GIVEN TASK:
Copy every line in the records below that contains the word "cause".

Stored data entries:

○ ○ ○ ○

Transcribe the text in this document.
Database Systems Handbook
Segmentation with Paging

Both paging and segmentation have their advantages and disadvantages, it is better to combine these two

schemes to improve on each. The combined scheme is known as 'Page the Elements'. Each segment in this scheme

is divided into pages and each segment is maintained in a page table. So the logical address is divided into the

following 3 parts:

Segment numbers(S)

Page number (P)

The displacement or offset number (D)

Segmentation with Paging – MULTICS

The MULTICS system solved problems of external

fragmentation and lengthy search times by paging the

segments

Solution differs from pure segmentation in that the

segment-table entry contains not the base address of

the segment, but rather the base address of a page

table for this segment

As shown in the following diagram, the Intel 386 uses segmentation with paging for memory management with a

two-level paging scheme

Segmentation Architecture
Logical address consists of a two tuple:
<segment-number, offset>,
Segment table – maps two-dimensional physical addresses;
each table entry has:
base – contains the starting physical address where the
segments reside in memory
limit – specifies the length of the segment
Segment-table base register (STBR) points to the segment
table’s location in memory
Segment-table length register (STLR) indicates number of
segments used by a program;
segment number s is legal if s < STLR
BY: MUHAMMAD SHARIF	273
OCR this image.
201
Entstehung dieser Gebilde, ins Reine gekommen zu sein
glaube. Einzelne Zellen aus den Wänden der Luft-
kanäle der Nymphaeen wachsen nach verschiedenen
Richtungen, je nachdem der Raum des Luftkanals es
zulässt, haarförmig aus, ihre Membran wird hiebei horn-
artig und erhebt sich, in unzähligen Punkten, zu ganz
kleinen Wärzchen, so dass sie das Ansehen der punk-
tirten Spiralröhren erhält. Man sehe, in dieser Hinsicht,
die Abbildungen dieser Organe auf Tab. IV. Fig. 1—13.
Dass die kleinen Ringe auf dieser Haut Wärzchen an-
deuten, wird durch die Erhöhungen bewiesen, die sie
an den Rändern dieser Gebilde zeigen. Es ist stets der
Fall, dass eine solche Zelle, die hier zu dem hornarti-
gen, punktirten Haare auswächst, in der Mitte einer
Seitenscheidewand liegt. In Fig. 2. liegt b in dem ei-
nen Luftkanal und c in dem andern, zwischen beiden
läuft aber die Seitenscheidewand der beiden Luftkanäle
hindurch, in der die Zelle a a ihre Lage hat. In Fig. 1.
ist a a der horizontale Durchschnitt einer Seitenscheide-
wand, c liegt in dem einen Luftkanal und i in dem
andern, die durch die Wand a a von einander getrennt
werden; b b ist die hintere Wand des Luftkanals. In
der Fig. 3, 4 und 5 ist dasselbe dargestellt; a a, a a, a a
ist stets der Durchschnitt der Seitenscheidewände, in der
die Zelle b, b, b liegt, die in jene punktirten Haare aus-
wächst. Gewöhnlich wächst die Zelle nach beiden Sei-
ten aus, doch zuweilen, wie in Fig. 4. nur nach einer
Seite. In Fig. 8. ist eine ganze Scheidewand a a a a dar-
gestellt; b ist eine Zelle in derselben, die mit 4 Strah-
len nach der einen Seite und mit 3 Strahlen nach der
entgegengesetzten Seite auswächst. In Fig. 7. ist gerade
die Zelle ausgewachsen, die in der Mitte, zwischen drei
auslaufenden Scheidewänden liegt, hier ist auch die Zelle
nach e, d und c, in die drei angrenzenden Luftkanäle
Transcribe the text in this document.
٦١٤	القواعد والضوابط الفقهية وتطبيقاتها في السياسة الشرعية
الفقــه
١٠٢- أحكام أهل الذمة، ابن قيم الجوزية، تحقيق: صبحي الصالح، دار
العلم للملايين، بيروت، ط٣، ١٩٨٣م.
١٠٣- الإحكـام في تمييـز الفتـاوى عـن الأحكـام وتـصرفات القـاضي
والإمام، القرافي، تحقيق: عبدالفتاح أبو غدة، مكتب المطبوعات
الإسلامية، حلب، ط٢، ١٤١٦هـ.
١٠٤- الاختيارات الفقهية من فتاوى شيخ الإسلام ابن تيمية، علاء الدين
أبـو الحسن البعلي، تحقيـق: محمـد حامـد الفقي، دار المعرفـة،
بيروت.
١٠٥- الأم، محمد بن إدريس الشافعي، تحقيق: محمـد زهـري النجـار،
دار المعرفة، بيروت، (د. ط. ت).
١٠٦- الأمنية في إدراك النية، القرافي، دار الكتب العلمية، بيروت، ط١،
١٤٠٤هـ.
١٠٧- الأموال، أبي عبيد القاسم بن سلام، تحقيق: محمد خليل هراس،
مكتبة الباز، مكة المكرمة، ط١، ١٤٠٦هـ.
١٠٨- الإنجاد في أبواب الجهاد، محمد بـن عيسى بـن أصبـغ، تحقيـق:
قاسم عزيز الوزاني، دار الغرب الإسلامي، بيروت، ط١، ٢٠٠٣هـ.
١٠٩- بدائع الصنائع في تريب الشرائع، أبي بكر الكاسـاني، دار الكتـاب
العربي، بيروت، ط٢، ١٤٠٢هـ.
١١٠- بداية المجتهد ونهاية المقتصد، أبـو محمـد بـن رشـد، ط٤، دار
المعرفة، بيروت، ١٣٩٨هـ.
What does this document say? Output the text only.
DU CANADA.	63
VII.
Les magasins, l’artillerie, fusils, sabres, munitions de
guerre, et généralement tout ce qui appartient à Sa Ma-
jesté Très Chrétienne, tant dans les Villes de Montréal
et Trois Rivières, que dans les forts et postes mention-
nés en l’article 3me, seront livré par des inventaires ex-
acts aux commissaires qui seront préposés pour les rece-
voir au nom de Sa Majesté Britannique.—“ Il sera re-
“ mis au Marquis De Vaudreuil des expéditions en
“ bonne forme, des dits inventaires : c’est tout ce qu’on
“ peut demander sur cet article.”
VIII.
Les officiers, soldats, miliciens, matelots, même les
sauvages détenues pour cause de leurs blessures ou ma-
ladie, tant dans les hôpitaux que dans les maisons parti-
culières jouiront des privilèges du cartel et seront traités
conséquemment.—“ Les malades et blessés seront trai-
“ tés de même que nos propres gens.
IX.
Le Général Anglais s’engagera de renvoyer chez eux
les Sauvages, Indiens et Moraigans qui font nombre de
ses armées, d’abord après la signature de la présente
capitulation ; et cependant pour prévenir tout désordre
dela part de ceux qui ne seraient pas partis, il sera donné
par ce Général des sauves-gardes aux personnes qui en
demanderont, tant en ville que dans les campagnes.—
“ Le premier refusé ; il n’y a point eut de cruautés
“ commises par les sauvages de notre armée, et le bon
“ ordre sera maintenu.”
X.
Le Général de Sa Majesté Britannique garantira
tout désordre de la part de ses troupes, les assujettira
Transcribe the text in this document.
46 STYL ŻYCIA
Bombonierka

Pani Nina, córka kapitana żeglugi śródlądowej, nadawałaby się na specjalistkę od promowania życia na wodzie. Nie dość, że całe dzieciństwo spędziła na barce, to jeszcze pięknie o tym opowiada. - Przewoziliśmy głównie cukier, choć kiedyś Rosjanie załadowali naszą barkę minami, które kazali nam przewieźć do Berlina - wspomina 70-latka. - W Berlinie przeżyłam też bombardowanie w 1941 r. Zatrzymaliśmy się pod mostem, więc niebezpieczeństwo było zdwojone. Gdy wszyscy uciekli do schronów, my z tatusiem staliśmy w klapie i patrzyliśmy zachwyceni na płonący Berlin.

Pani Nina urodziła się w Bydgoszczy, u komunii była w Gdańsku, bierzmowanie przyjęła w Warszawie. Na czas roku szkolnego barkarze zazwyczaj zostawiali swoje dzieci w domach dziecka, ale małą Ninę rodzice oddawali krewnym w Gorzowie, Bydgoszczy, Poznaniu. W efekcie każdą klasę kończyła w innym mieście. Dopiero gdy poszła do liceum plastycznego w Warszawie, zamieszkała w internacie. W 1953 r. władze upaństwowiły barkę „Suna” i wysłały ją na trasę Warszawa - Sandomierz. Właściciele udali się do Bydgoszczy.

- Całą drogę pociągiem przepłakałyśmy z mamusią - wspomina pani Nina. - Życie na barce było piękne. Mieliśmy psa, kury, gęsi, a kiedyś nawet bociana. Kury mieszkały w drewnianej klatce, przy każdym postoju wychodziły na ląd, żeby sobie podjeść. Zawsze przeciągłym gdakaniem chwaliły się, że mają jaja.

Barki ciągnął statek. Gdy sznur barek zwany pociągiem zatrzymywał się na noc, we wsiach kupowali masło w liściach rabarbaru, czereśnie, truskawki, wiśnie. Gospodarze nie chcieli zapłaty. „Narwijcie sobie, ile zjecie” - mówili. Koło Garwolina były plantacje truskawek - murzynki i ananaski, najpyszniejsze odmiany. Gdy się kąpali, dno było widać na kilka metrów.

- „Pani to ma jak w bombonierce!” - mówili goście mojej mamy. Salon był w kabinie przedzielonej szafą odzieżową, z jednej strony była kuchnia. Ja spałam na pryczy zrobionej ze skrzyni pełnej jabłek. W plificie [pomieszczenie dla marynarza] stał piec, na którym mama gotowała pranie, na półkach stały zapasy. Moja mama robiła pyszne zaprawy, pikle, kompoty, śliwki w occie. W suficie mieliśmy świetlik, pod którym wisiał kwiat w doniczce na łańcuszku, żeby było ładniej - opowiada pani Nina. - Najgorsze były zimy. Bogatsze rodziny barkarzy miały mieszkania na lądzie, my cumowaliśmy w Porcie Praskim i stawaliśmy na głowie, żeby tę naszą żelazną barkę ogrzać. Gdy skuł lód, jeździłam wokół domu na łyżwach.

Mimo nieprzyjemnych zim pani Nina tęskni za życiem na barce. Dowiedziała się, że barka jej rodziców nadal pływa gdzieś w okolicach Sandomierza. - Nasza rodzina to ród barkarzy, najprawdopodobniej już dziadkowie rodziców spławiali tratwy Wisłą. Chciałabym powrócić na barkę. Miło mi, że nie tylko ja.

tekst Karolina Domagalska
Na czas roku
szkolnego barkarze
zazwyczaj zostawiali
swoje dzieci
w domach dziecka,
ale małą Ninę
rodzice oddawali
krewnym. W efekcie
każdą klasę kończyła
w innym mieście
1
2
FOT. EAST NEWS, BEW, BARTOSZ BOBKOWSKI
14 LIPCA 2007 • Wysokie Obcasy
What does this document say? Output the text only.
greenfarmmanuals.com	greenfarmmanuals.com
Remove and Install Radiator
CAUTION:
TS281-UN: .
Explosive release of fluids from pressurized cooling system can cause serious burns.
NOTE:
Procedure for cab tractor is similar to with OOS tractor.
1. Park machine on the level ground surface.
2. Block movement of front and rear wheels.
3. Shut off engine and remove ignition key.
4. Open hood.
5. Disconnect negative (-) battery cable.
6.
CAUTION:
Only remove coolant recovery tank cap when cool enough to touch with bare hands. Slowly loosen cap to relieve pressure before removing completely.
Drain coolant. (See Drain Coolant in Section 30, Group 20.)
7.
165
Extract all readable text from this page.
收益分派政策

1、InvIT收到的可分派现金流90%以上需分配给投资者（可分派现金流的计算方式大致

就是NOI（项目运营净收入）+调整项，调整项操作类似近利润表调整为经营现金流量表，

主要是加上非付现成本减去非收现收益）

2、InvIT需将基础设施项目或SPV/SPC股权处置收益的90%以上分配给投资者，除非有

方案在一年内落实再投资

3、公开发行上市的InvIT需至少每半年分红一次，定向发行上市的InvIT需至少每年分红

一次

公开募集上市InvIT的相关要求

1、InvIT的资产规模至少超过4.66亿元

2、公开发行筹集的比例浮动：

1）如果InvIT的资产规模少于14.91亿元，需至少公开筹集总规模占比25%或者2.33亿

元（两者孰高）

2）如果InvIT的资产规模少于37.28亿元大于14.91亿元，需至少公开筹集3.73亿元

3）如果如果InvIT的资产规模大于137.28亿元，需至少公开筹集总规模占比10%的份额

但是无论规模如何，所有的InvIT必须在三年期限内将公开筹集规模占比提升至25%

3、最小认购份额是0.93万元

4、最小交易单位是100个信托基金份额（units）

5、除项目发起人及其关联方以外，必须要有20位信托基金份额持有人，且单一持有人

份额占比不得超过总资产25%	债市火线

○ ○ ○ ○

RESPONSE TO THIS TASK:
sauvages détenues pour cause de leurs blessures ou ma-
Explosive release of fluids from pressurized cooling system can cause serious burns.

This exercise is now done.